:: Extracted material ::
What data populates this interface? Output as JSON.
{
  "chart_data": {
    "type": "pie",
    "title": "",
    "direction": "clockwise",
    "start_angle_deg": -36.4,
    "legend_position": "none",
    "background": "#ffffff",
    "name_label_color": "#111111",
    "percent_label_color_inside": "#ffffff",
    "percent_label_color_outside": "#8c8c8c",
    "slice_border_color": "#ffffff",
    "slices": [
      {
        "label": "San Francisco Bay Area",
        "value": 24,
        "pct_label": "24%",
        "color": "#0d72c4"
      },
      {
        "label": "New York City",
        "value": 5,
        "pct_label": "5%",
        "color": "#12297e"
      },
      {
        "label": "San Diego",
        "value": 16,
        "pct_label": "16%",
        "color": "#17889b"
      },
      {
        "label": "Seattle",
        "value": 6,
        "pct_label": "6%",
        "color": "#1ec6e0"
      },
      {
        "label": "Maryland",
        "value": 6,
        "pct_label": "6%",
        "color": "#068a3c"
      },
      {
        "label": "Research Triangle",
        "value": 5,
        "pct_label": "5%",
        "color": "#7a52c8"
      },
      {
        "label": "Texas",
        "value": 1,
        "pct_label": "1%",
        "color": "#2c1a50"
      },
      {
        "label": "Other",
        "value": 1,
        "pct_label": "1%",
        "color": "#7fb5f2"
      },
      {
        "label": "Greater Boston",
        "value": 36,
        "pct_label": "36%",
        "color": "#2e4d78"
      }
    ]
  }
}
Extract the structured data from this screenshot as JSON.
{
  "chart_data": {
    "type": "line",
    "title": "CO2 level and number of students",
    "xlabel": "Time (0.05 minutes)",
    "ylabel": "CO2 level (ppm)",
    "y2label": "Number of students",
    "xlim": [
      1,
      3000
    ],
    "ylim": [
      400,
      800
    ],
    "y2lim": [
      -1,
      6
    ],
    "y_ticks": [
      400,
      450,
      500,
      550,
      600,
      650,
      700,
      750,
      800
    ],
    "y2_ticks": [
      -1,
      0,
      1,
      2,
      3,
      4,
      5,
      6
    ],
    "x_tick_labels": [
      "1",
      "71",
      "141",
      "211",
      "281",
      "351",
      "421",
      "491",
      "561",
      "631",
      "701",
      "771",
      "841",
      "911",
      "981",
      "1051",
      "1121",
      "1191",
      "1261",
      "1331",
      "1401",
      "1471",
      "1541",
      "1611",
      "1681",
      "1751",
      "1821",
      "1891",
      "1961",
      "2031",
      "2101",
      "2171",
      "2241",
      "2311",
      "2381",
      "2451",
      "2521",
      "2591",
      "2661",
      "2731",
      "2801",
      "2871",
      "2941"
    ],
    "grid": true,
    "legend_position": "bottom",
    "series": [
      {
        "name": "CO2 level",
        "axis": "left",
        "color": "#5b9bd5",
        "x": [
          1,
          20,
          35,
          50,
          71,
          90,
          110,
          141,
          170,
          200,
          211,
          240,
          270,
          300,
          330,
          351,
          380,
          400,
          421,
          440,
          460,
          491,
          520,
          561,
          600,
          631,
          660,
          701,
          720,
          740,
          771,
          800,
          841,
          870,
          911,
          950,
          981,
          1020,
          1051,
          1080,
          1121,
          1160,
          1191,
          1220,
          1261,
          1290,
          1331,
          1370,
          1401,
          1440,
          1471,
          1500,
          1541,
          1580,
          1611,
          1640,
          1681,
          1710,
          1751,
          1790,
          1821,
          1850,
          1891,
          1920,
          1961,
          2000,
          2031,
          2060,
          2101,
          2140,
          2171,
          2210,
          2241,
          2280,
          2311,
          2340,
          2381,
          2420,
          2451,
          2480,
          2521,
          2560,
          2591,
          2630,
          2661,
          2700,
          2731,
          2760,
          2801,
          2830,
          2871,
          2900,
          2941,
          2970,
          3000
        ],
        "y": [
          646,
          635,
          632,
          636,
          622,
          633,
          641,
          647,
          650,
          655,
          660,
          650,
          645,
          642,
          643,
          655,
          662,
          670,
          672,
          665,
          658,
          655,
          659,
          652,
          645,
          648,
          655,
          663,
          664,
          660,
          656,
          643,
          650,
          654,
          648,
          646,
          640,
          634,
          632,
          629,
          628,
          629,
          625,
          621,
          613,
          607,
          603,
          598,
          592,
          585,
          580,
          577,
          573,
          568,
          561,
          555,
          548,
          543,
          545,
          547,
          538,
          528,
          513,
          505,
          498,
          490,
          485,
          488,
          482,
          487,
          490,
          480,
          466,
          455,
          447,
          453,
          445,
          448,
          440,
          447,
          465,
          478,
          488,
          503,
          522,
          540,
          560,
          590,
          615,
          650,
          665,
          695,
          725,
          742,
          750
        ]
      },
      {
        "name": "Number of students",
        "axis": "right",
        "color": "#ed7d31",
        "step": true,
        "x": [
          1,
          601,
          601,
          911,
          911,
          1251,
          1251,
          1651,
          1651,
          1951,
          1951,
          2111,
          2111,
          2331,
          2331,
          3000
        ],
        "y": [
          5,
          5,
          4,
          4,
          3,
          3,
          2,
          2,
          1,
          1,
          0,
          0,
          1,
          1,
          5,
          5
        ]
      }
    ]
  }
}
:::
Repeat the preceding lines exactly, please, every one of them.

What data populates this interface? Output as JSON.
{
  "chart_data": {
    "type": "pie",
    "title": "",
    "direction": "clockwise",
    "start_angle_deg": -36.4,
    "legend_position": "none",
    "background": "#ffffff",
    "name_label_color": "#111111",
    "percent_label_color_inside": "#ffffff",
    "percent_label_color_outside": "#8c8c8c",
    "slice_border_color": "#ffffff",
    "slices": [
      {
        "label": "San Francisco Bay Area",
        "value": 24,
        "pct_label": "24%",
        "color": "#0d72c4"
      },
      {
        "label": "New York City",
        "value": 5,
        "pct_label": "5%",
        "color": "#12297e"
      },
      {
        "label": "San Diego",
        "value": 16,
        "pct_label": "16%",
        "color": "#17889b"
      },
      {
        "label": "Seattle",
        "value": 6,
        "pct_label": "6%",
        "color": "#1ec6e0"
      },
      {
        "label": "Maryland",
        "value": 6,
        "pct_label": "6%",
        "color": "#068a3c"
      },
      {
        "label": "Research Triangle",
        "value": 5,
        "pct_label": "5%",
        "color": "#7a52c8"
      },
      {
        "label": "Texas",
        "value": 1,
        "pct_label": "1%",
        "color": "#2c1a50"
      },
      {
        "label": "Other",
        "value": 1,
        "pct_label": "1%",
        "color": "#7fb5f2"
      },
      {
        "label": "Greater Boston",
        "value": 36,
        "pct_label": "36%",
        "color": "#2e4d78"
      }
    ]
  }
}
Extract the structured data from this screenshot as JSON.
{
  "chart_data": {
    "type": "line",
    "title": "CO2 level and number of students",
    "xlabel": "Time (0.05 minutes)",
    "ylabel": "CO2 level (ppm)",
    "y2label": "Number of students",
    "xlim": [
      1,
      3000
    ],
    "ylim": [
      400,
      800
    ],
    "y2lim": [
      -1,
      6
    ],
    "y_ticks": [
      400,
      450,
      500,
      550,
      600,
      650,
      700,
      750,
      800
    ],
    "y2_ticks": [
      -1,
      0,
      1,
      2,
      3,
      4,
      5,
      6
    ],
    "x_tick_labels": [
      "1",
      "71",
      "141",
      "211",
      "281",
      "351",
      "421",
      "491",
      "561",
      "631",
      "701",
      "771",
      "841",
      "911",
      "981",
      "1051",
      "1121",
      "1191",
      "1261",
      "1331",
      "1401",
      "1471",
      "1541",
      "1611",
      "1681",
      "1751",
      "1821",
      "1891",
      "1961",
      "2031",
      "2101",
      "2171",
      "2241",
      "2311",
      "2381",
      "2451",
      "2521",
      "2591",
      "2661",
      "2731",
      "2801",
      "2871",
      "2941"
    ],
    "grid": true,
    "legend_position": "bottom",
    "series": [
      {
        "name": "CO2 level",
        "axis": "left",
        "color": "#5b9bd5",
        "x": [
          1,
          20,
          35,
          50,
          71,
          90,
          110,
          141,
          170,
          200,
          211,
          240,
          270,
          300,
          330,
          351,
          380,
          400,
          421,
          440,
          460,
          491,
          520,
          561,
          600,
          631,
          660,
          701,
          720,
          740,
          771,
          800,
          841,
          870,
          911,
          950,
          981,
          1020,
          1051,
          1080,
          1121,
          1160,
          1191,
          1220,
          1261,
          1290,
          1331,
          1370,
          1401,
          1440,
          1471,
          1500,
          1541,
          1580,
          1611,
          1640,
          1681,
          1710,
          1751,
          1790,
          1821,
          1850,
          1891,
          1920,
          1961,
          2000,
          2031,
          2060,
          2101,
          2140,
          2171,
          2210,
          2241,
          2280,
          2311,
          2340,
          2381,
          2420,
          2451,
          2480,
          2521,
          2560,
          2591,
          2630,
          2661,
          2700,
          2731,
          2760,
          2801,
          2830,
          2871,
          2900,
          2941,
          2970,
          3000
        ],
        "y": [
          646,
          635,
          632,
          636,
          622,
          633,
          641,
          647,
          650,
          655,
          660,
          650,
          645,
          642,
          643,
          655,
          662,
          670,
          672,
          665,
          658,
          655,
          659,
          652,
          645,
          648,
          655,
          663,
          664,
          660,
          656,
          643,
          650,
          654,
          648,
          646,
          640,
          634,
          632,
          629,
          628,
          629,
          625,
          621,
          613,
          607,
          603,
          598,
          592,
          585,
          580,
          577,
          573,
          568,
          561,
          555,
          548,
          543,
          545,
          547,
          538,
          528,
          513,
          505,
          498,
          490,
          485,
          488,
          482,
          487,
          490,
          480,
          466,
          455,
          447,
          453,
          445,
          448,
          440,
          447,
          465,
          478,
          488,
          503,
          522,
          540,
          560,
          590,
          615,
          650,
          665,
          695,
          725,
          742,
          750
        ]
      },
      {
        "name": "Number of students",
        "axis": "right",
        "color": "#ed7d31",
        "step": true,
        "x": [
          1,
          601,
          601,
          911,
          911,
          1251,
          1251,
          1651,
          1651,
          1951,
          1951,
          2111,
          2111,
          2331,
          2331,
          3000
        ],
        "y": [
          5,
          5,
          4,
          4,
          3,
          3,
          2,
          2,
          1,
          1,
          0,
          0,
          1,
          1,
          5,
          5
        ]
      }
    ]
  }
}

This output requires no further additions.